Return all of the entries exactly as written.

----------------------------------------

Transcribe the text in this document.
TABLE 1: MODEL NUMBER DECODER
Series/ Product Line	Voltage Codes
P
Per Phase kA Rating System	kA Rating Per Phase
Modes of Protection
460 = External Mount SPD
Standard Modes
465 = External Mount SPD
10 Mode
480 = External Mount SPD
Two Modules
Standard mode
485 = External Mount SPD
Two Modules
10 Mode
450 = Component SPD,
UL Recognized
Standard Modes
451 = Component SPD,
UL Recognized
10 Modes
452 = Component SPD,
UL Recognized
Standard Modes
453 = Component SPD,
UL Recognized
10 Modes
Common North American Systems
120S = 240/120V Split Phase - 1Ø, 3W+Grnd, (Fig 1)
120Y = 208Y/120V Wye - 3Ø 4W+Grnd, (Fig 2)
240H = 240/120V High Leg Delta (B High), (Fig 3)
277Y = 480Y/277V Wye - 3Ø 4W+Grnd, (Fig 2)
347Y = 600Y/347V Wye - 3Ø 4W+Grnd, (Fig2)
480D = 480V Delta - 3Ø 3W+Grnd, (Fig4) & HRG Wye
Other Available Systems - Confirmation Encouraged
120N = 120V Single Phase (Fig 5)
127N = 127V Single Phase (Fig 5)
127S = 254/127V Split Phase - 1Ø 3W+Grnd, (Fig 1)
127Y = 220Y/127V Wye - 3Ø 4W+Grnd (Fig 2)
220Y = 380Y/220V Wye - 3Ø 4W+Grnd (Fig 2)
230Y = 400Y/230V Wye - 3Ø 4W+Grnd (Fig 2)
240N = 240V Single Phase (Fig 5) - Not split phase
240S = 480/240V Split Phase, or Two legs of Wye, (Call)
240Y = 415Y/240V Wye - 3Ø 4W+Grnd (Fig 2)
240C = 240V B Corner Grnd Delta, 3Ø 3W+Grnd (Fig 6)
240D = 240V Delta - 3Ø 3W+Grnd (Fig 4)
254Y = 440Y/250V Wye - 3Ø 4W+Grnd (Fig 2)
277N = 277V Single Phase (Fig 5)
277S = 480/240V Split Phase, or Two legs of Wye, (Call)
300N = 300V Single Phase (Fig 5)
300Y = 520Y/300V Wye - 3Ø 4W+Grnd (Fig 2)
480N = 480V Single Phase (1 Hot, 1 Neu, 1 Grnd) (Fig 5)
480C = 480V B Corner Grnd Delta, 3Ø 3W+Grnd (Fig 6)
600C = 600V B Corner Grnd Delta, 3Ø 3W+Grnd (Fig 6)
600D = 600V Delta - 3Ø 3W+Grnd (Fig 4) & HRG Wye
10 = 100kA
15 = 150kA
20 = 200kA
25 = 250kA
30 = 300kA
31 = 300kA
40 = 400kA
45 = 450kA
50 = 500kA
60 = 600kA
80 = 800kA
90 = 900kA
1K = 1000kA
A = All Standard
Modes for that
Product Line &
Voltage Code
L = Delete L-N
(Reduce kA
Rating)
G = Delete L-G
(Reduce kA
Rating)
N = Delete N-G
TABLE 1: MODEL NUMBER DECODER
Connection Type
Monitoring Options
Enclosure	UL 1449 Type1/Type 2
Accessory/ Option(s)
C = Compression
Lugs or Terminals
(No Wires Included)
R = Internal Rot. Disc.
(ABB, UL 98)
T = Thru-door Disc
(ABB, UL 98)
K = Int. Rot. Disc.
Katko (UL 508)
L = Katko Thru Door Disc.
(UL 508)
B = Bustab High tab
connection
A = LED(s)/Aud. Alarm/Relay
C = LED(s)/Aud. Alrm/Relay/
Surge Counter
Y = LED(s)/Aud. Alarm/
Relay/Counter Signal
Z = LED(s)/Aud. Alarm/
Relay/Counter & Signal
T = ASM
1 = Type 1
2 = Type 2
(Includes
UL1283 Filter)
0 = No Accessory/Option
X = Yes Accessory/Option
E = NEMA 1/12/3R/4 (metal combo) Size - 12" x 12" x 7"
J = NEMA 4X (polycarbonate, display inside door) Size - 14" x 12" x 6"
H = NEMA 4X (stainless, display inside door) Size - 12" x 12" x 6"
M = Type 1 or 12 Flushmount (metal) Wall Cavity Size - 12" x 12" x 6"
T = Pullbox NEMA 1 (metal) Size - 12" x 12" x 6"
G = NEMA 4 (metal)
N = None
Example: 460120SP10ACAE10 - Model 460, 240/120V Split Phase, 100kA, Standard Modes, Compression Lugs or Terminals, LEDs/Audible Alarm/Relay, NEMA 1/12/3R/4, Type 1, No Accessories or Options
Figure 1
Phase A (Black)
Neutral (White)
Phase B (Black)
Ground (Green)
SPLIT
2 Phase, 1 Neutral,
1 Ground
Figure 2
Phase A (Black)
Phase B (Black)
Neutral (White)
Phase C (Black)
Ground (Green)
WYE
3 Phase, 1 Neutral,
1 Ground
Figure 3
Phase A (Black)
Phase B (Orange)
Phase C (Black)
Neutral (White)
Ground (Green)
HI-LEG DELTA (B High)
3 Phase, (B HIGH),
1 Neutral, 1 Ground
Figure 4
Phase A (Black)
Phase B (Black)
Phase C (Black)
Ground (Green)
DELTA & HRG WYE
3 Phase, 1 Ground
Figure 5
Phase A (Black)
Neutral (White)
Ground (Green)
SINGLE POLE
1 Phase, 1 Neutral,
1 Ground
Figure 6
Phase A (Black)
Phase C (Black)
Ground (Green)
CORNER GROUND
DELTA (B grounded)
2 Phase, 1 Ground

----------------------------------------

## WRITTEN SOLUTION:
Transcribe the text in this document.
TABLE 1: MODEL NUMBER DECODER
Series/ Product Line	Voltage Codes
P
Per Phase kA Rating System	kA Rating Per Phase
Modes of Protection
460 = External Mount SPD
Standard Modes
465 = External Mount SPD
10 Mode
480 = External Mount SPD
Two Modules
Standard mode
485 = External Mount SPD
Two Modules
10 Mode
450 = Component SPD,
UL Recognized
Standard Modes
451 = Component SPD,
UL Recognized
10 Modes
452 = Component SPD,
UL Recognized
Standard Modes
453 = Component SPD,
UL Recognized
10 Modes
Common North American Systems
120S = 240/120V Split Phase - 1Ø, 3W+Grnd, (Fig 1)
120Y = 208Y/120V Wye - 3Ø 4W+Grnd, (Fig 2)
240H = 240/120V High Leg Delta (B High), (Fig 3)
277Y = 480Y/277V Wye - 3Ø 4W+Grnd, (Fig 2)
347Y = 600Y/347V Wye - 3Ø 4W+Grnd, (Fig2)
480D = 480V Delta - 3Ø 3W+Grnd, (Fig4) & HRG Wye
Other Available Systems - Confirmation Encouraged
120N = 120V Single Phase (Fig 5)
127N = 127V Single Phase (Fig 5)
127S = 254/127V Split Phase - 1Ø 3W+Grnd, (Fig 1)
127Y = 220Y/127V Wye - 3Ø 4W+Grnd (Fig 2)
220Y = 380Y/220V Wye - 3Ø 4W+Grnd (Fig 2)
230Y = 400Y/230V Wye - 3Ø 4W+Grnd (Fig 2)
240N = 240V Single Phase (Fig 5) - Not split phase
240S = 480/240V Split Phase, or Two legs of Wye, (Call)
240Y = 415Y/240V Wye - 3Ø 4W+Grnd (Fig 2)
240C = 240V B Corner Grnd Delta, 3Ø 3W+Grnd (Fig 6)
240D = 240V Delta - 3Ø 3W+Grnd (Fig 4)
254Y = 440Y/250V Wye - 3Ø 4W+Grnd (Fig 2)
277N = 277V Single Phase (Fig 5)
277S = 480/240V Split Phase, or Two legs of Wye, (Call)
300N = 300V Single Phase (Fig 5)
300Y = 520Y/300V Wye - 3Ø 4W+Grnd (Fig 2)
480N = 480V Single Phase (1 Hot, 1 Neu, 1 Grnd) (Fig 5)
480C = 480V B Corner Grnd Delta, 3Ø 3W+Grnd (Fig 6)
600C = 600V B Corner Grnd Delta, 3Ø 3W+Grnd (Fig 6)
600D = 600V Delta - 3Ø 3W+Grnd (Fig 4) & HRG Wye
10 = 100kA
15 = 150kA
20 = 200kA
25 = 250kA
30 = 300kA
31 = 300kA
40 = 400kA
45 = 450kA
50 = 500kA
60 = 600kA
80 = 800kA
90 = 900kA
1K = 1000kA
A = All Standard
Modes for that
Product Line &
Voltage Code
L = Delete L-N
(Reduce kA
Rating)
G = Delete L-G
(Reduce kA
Rating)
N = Delete N-G
TABLE 1: MODEL NUMBER DECODER
Connection Type
Monitoring Options
Enclosure	UL 1449 Type1/Type 2
Accessory/ Option(s)
C = Compression
Lugs or Terminals
(No Wires Included)
R = Internal Rot. Disc.
(ABB, UL 98)
T = Thru-door Disc
(ABB, UL 98)
K = Int. Rot. Disc.
Katko (UL 508)
L = Katko Thru Door Disc.
(UL 508)
B = Bustab High tab
connection
A = LED(s)/Aud. Alarm/Relay
C = LED(s)/Aud. Alrm/Relay/
Surge Counter
Y = LED(s)/Aud. Alarm/
Relay/Counter Signal
Z = LED(s)/Aud. Alarm/
Relay/Counter & Signal
T = ASM
1 = Type 1
2 = Type 2
(Includes
UL1283 Filter)
0 = No Accessory/Option
X = Yes Accessory/Option
E = NEMA 1/12/3R/4 (metal combo) Size - 12" x 12" x 7"
J = NEMA 4X (polycarbonate, display inside door) Size - 14" x 12" x 6"
H = NEMA 4X (stainless, display inside door) Size - 12" x 12" x 6"
M = Type 1 or 12 Flushmount (metal) Wall Cavity Size - 12" x 12" x 6"
T = Pullbox NEMA 1 (metal) Size - 12" x 12" x 6"
G = NEMA 4 (metal)
N = None
Example: 460120SP10ACAE10 - Model 460, 240/120V Split Phase, 100kA, Standard Modes, Compression Lugs or Terminals, LEDs/Audible Alarm/Relay, NEMA 1/12/3R/4, Type 1, No Accessories or Options
Figure 1
Phase A (Black)
Neutral (White)
Phase B (Black)
Ground (Green)
SPLIT
2 Phase, 1 Neutral,
1 Ground
Figure 2
Phase A (Black)
Phase B (Black)
Neutral (White)
Phase C (Black)
Ground (Green)
WYE
3 Phase, 1 Neutral,
1 Ground
Figure 3
Phase A (Black)
Phase B (Orange)
Phase C (Black)
Neutral (White)
Ground (Green)
HI-LEG DELTA (B High)
3 Phase, (B HIGH),
1 Neutral, 1 Ground
Figure 4
Phase A (Black)
Phase B (Black)
Phase C (Black)
Ground (Green)
DELTA & HRG WYE
3 Phase, 1 Ground
Figure 5
Phase A (Black)
Neutral (White)
Ground (Green)
SINGLE POLE
1 Phase, 1 Neutral,
1 Ground
Figure 6
Phase A (Black)
Phase C (Black)
Ground (Green)
CORNER GROUND
DELTA (B grounded)
2 Phase, 1 Ground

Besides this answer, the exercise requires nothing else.